原文抜粋 >>
============================================================
店舗の売上を高めるためには、新規顧客の開拓も大切ですが「ファンを増やしてリピート利用につなげる」ことも大切です。店舗のリピート率を高める手法のひとつとして、「顧客ロイヤルティを高めること」が挙げられます。

しかし、「顧客ロイヤルティはどのように計測すればよいの?」「顧客ロイヤルティを高めるにはどうすればよいのだろう?」といった疑問を持つ人も多いでしょう。そこで今回は、顧客ロイヤルティの概要やそれを高めるメリット、顧客ロイヤルティの計測方法などついて、事例を交えて説明します。

そもそも顧客ロイヤルティとは?

顧客ロイヤルティの4つの構成要素
顧客ロイヤルティとは、顧客が企業の商品やサービスに対して感じている「信頼」や「愛着」です。ロイヤルティ(Loyalty)は英語で、「忠誠心」を意味しており、顧客がロイヤルティを高めることで継続的な購入が期待できます。顧客ロイヤリティと呼ばれる場合もあります。

上記の図のように、顧客ロイヤルティは「心理的なロイヤルティ」と「行動的なロイヤルティ」に分類されます。心理的なロイヤルティを高めるだけでは、潜在的なファンが増えるだけで購入やサービス利用に結びつきづらいです。一方で行動的なロイヤルティを高めるだけでは、一時的なファンの獲得はできますが、将来的に利用し続けてもらえません。

また、自社の商品を定期的に購入したり、サービスを定期的に利用したりするだけでなく、友人やSNSを通じて他の人に勧める人をロイヤルカスタマーと呼ばれています。一般消費者をロイヤルカスタマーに成長させるには、心理面・行動面双方のロイヤルティを高めることが大切です。

顧客ロイヤルティと似たマーケティング用語として「顧客満足度」がありますが、顧客満足度とは、顧客が自社の商品・サービスに対してどの程度満足しているのかを示す指標です。「信頼」や「愛着」で評価を測る顧客ロイヤルティとは似ているようで異なります。

顧客ロイヤルティを高める4つのメリット

では、顧客ロイヤルティを高めることには、どのようなメリットがあるのでしょうか?代表的なメリットとしては、次の4つがあります。
============================================================
資料 >>
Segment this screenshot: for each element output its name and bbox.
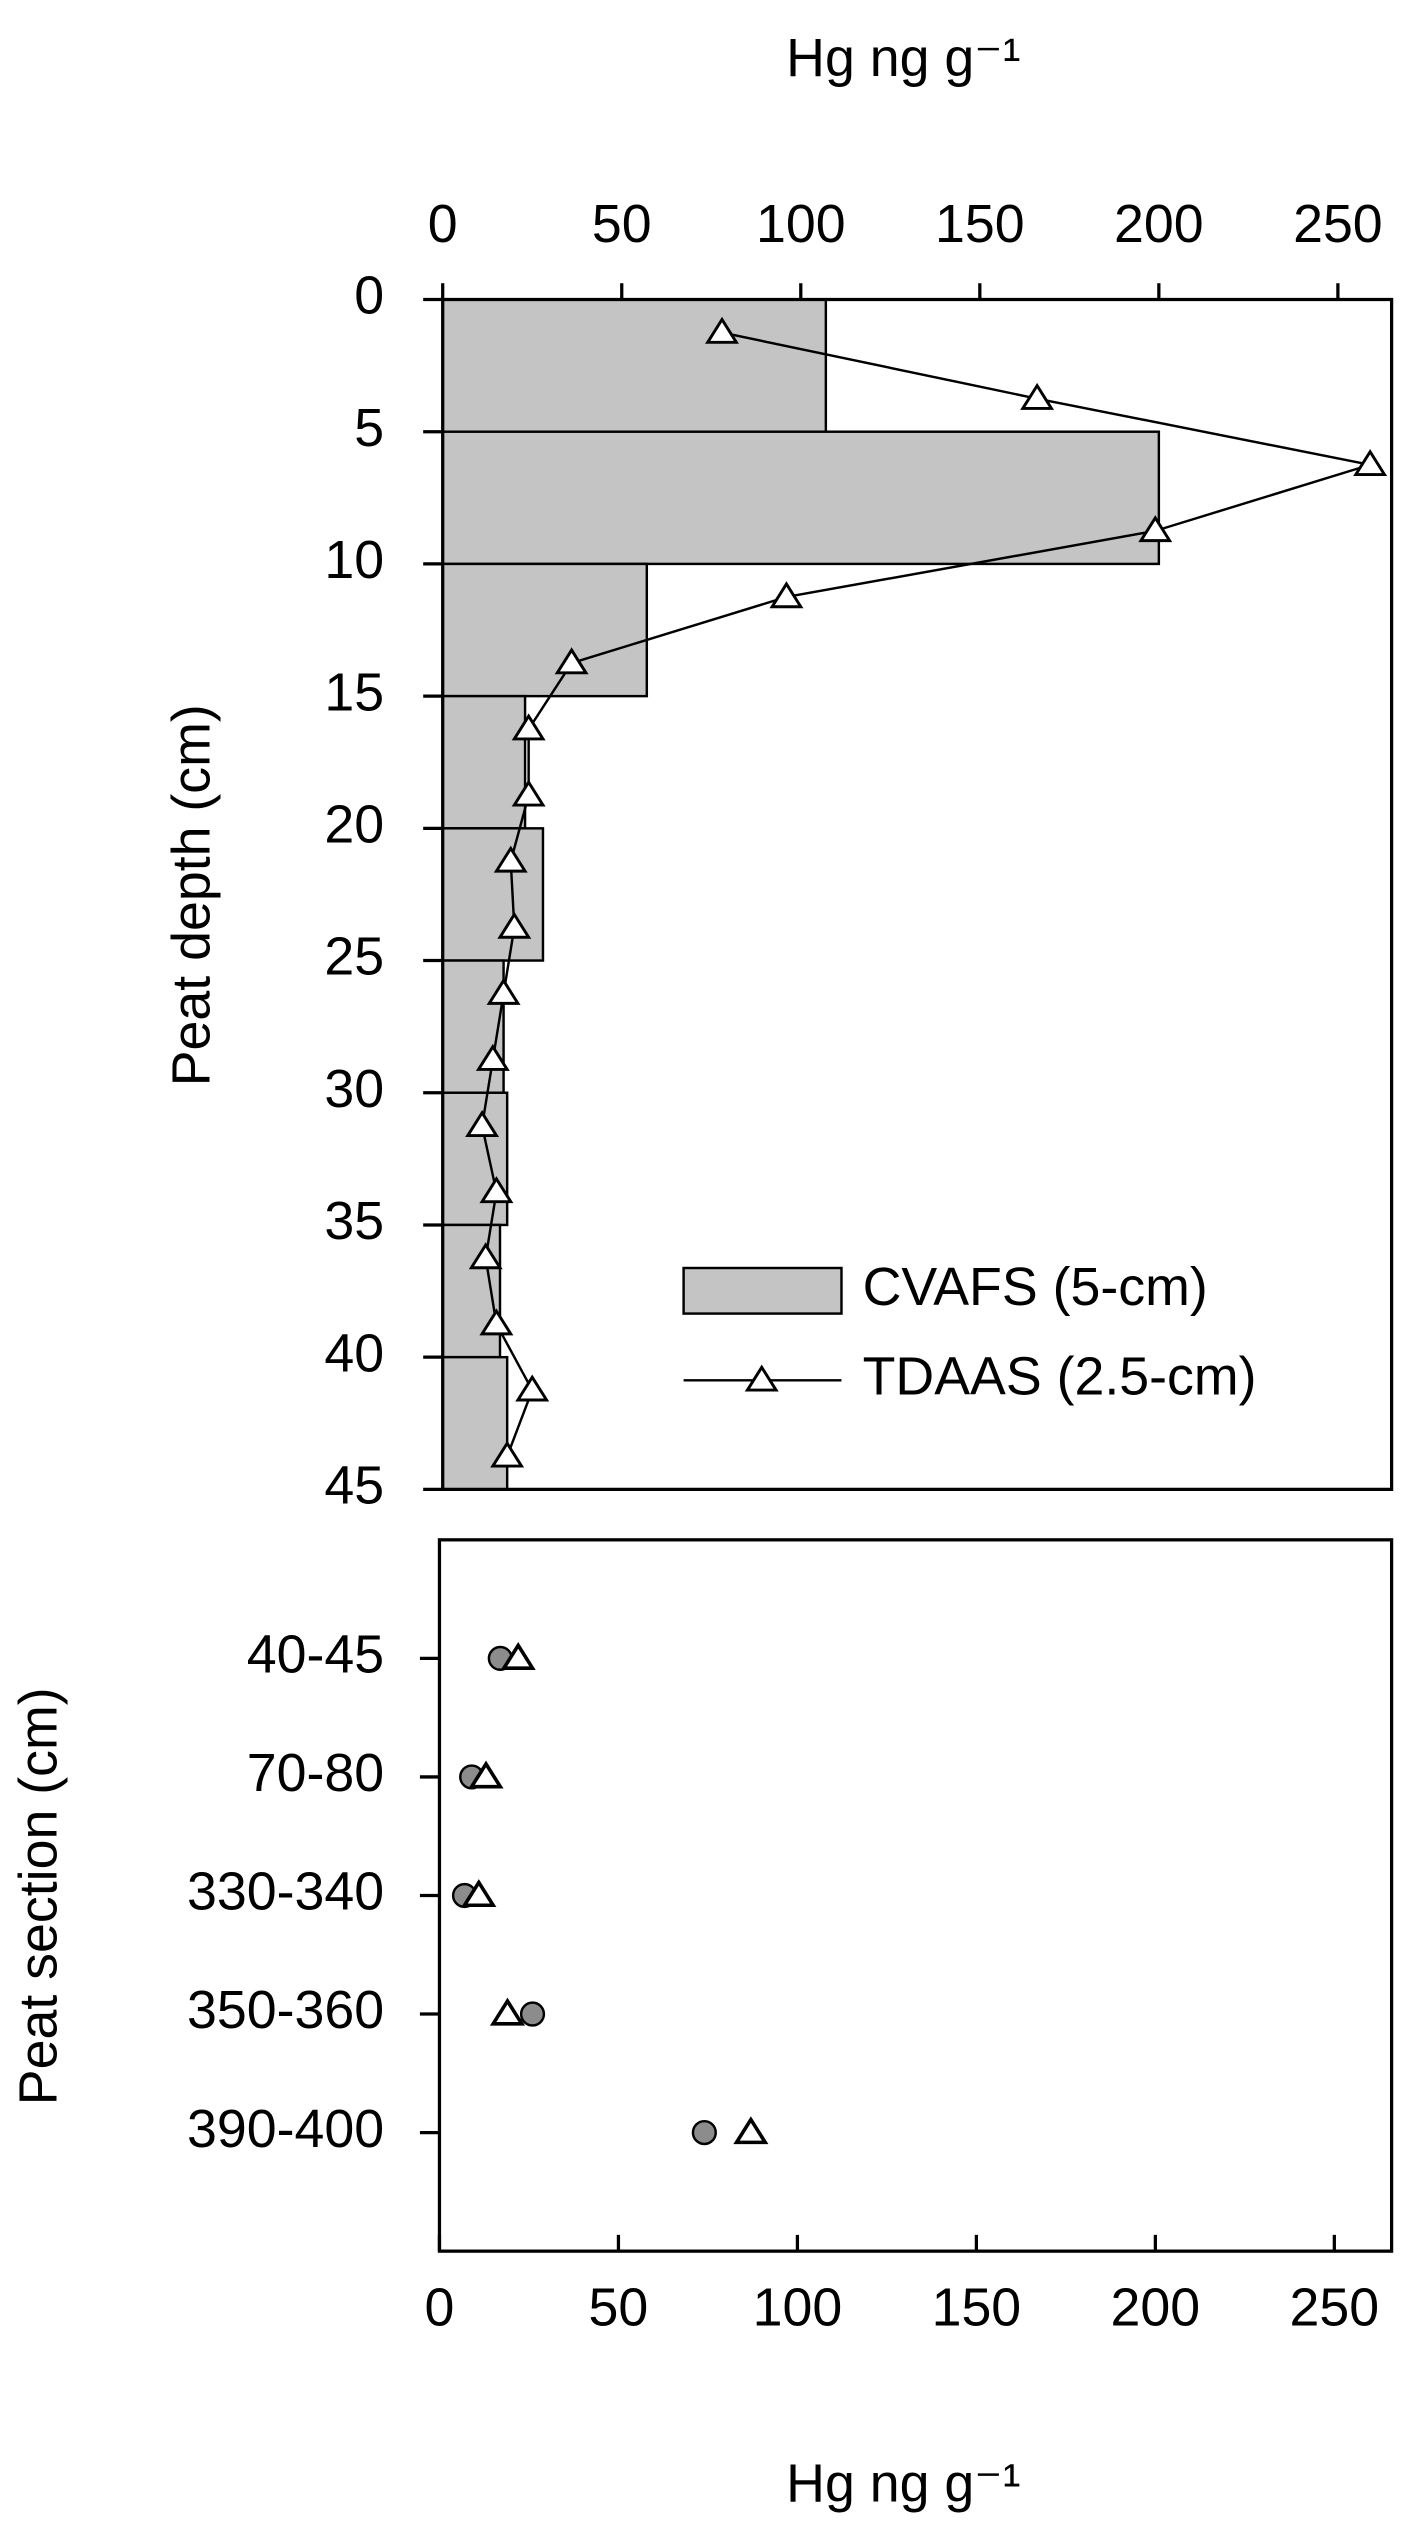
============================================================
指示 >>
[a] 顧客ロイヤルティの文章から、「店舗の売上を高めるためには、」で始まり「に利用し続けてもらえません。」までの部分をそのまま書き写せ。
[b] 顧客ロイヤルティの文章のうち、見出し「そもそも顧客ロイヤルティとは?」より後の部分で鍵括弧「」に入れて示されている語句を、重複を除いてすべて挙げよ。
[c] 顧客ロイヤルティの文章の最後の文に続けて、その先を書け。

解答一覧 >>
[a]
店舗の売上を高めるためには、新規顧客の開拓も大切ですが「ファンを増やしてリピート利用につなげる」ことも大切です。店舗のリピート率を高める手法のひとつとして、「顧客ロイヤルティを高めること」が挙げられます。

しかし、「顧客ロイヤルティはどのように計測すればよいの?」「顧客ロイヤルティを高めるにはどうすればよいのだろう?」といった疑問を持つ人も多いでしょう。そこで今回は、顧客ロイヤルティの概要やそれを高めるメリット、顧客ロイヤルティの計測方法などついて、事例を交えて説明します。

そもそも顧客ロイヤルティとは?

顧客ロイヤルティの4つの構成要素
顧客ロイヤルティとは、顧客が企業の商品やサービスに対して感じている「信頼」や「愛着」です。ロイヤルティ(Loyalty)は英語で、「忠誠心」を意味しており、顧客がロイヤルティを高めることで継続的な購入が期待できます。顧客ロイヤリティと呼ばれる場合もあります。

上記の図のように、顧客ロイヤルティは「心理的なロイヤルティ」と「行動的なロイヤルティ」に分類されます。心理的なロイヤルティを高めるだけでは、潜在的なファンが増えるだけで購入やサービス利用に結びつきづらいです。一方で行動的なロイヤルティを高めるだけでは、一時的なファンの獲得はできますが、将来的に利用し続けてもらえません。

[b]
信頼
愛着
忠誠心
心理的なロイヤルティ
行動的なロイヤルティ
顧客満足度

[c]
顧客ロイヤルティを高める4つのメリット
  • リピート顧客の増加が狙える
  • 解約率が低下しやすくなる
  • 顧客単価が上がりやすくなる
  • よい口コミが広まりやすく企業を認知してもらえる

リピート顧客の増加が狙える

一般的に新規顧客の獲得はリピート顧客の獲得よりもコストがかかる傾向があると言われています。理由としては、そもそも認知がされていないため、認知してもらう必要がある、購入したことのない商品や利用したことのないサービスには信頼性がなく、どのようなものなのかの不安を解消する保証制度や無料トライアルが必要となるなどが挙げられます。

一方で、リピート顧客は既に商品やサービスを認知していて、利用したことがあるためリピート獲得にコストがかかりづらくなります。加えて、顧客ロイヤルティを高めるとリピート顧客の増加につながります。なぜなら企業が提供する商品やサービスへの信頼・愛着が高まると、「この企業が好きになった」「この商品を使い続けたい」と思ってもらえるからです。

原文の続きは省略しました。